**TASK INSTRUCTIONS:**
Find all lines in the records that include the word "duration", and copy them out.

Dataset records
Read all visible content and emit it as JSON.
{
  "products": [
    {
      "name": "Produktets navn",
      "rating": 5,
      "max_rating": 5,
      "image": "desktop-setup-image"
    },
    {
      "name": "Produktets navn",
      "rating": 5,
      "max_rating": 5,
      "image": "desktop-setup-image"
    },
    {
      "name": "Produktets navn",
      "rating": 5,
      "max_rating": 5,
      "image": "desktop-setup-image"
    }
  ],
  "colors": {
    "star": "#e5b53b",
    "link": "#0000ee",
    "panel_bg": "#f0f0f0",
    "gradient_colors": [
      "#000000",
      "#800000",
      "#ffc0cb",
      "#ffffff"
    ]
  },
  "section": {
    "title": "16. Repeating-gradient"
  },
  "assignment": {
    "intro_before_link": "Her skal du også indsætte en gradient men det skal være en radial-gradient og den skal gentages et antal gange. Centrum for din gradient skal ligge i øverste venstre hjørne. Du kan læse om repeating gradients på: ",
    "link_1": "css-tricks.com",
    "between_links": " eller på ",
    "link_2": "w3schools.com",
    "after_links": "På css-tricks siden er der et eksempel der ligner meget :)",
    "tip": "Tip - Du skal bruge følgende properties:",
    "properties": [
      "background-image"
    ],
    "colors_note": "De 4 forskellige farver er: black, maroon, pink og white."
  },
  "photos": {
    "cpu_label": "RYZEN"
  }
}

==

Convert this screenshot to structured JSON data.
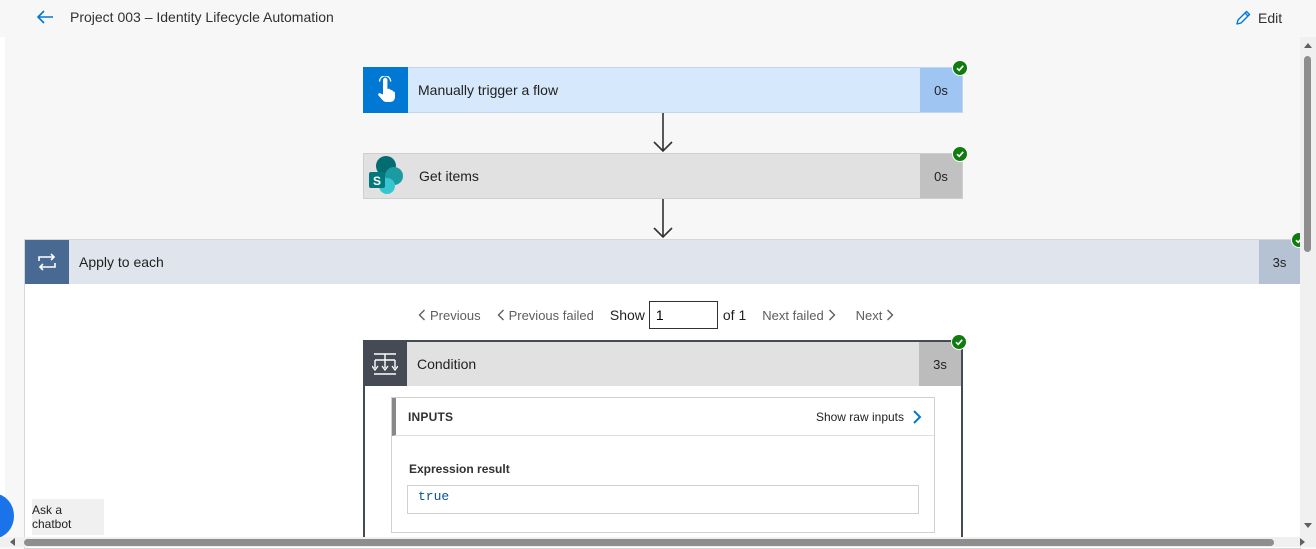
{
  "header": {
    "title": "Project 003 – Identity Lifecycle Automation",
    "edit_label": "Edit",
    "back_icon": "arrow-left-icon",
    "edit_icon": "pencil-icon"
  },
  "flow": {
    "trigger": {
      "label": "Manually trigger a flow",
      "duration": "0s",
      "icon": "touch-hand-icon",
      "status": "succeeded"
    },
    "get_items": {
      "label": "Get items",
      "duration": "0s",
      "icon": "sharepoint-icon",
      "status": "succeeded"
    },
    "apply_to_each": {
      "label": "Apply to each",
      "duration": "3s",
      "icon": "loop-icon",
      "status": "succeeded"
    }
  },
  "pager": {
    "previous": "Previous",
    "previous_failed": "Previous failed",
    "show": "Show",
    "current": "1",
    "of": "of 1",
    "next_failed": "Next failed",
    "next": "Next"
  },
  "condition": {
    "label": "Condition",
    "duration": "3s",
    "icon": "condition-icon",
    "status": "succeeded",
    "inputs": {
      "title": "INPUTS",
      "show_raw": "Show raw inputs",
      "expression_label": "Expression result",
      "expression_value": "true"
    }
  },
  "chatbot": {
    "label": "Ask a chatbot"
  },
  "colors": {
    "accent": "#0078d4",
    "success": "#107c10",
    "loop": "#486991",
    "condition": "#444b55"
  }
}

**TASK SOLUTION:**
      "duration": "0s",
      "duration": "0s",
      "duration": "3s",
    "duration": "3s",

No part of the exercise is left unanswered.